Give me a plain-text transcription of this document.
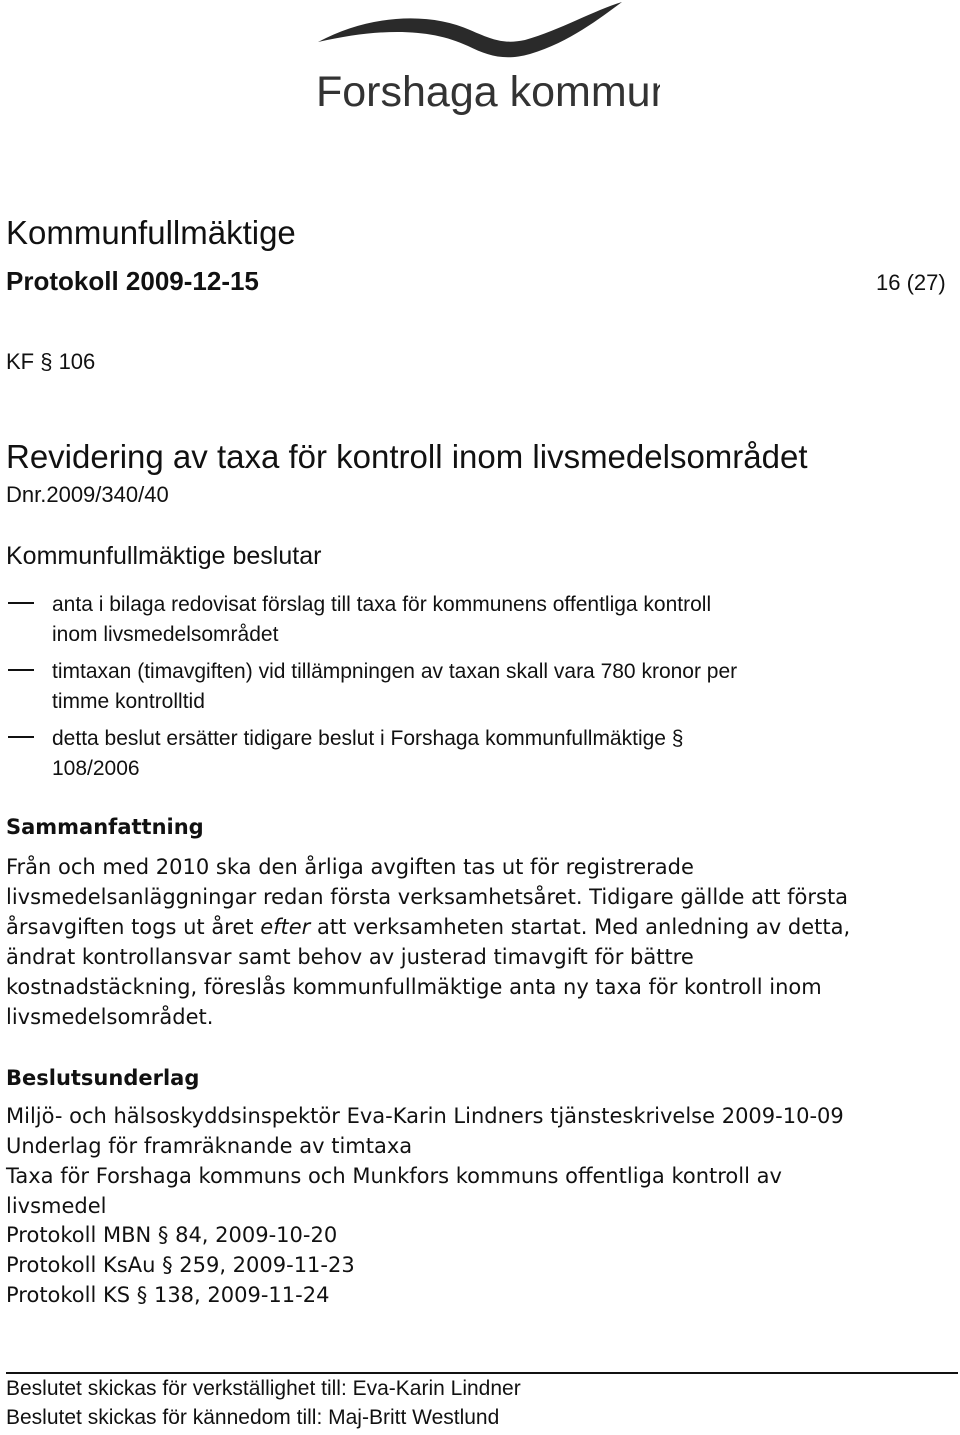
Forshaga kommun
Kommunfullmäktige
Protokoll 2009-12-15	16 (27)
KF § 106
Revidering av taxa för kontroll inom livsmedelsområdet
Dnr.2009/340/40
Kommunfullmäktige beslutar
anta i bilaga redovisat förslag till taxa för kommunens offentliga kontroll
inom livsmedelsområdet
timtaxan (timavgiften) vid tillämpningen av taxan skall vara 780 kronor per
timme kontrolltid
detta beslut ersätter tidigare beslut i Forshaga kommunfullmäktige §
108/2006
Sammanfattning
Från och med 2010 ska den årliga avgiften tas ut för registrerade
livsmedelsanläggningar redan första verksamhetsåret. Tidigare gällde att första
årsavgiften togs ut året efter att verksamheten startat. Med anledning av detta,
ändrat kontrollansvar samt behov av justerad timavgift för bättre
kostnadstäckning, föreslås kommunfullmäktige anta ny taxa för kontroll inom
livsmedelsområdet.
Beslutsunderlag
Miljö- och hälsoskyddsinspektör Eva-Karin Lindners tjänsteskrivelse 2009-10-09
Underlag för framräknande av timtaxa
Taxa för Forshaga kommuns och Munkfors kommuns offentliga kontroll av
livsmedel
Protokoll MBN § 84, 2009-10-20
Protokoll KsAu § 259, 2009-11-23
Protokoll KS § 138, 2009-11-24
Beslutet skickas för verkställighet till: Eva-Karin Lindner
Beslutet skickas för kännedom till: Maj-Britt Westlund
******
» **Task prompt**: Print the whole listing above once more, word for word, without its pictures.

» **Response to this exercise**:
Give me a plain-text transcription of this document.
Forshaga kommun
Kommunfullmäktige
Protokoll 2009-12-15	16 (27)
KF § 106
Revidering av taxa för kontroll inom livsmedelsområdet
Dnr.2009/340/40
Kommunfullmäktige beslutar
anta i bilaga redovisat förslag till taxa för kommunens offentliga kontroll
inom livsmedelsområdet
timtaxan (timavgiften) vid tillämpningen av taxan skall vara 780 kronor per
timme kontrolltid
detta beslut ersätter tidigare beslut i Forshaga kommunfullmäktige §
108/2006
Sammanfattning
Från och med 2010 ska den årliga avgiften tas ut för registrerade
livsmedelsanläggningar redan första verksamhetsåret. Tidigare gällde att första
årsavgiften togs ut året efter att verksamheten startat. Med anledning av detta,
ändrat kontrollansvar samt behov av justerad timavgift för bättre
kostnadstäckning, föreslås kommunfullmäktige anta ny taxa för kontroll inom
livsmedelsområdet.
Beslutsunderlag
Miljö- och hälsoskyddsinspektör Eva-Karin Lindners tjänsteskrivelse 2009-10-09
Underlag för framräknande av timtaxa
Taxa för Forshaga kommuns och Munkfors kommuns offentliga kontroll av
livsmedel
Protokoll MBN § 84, 2009-10-20
Protokoll KsAu § 259, 2009-11-23
Protokoll KS § 138, 2009-11-24
Beslutet skickas för verkställighet till: Eva-Karin Lindner
Beslutet skickas för kännedom till: Maj-Britt Westlund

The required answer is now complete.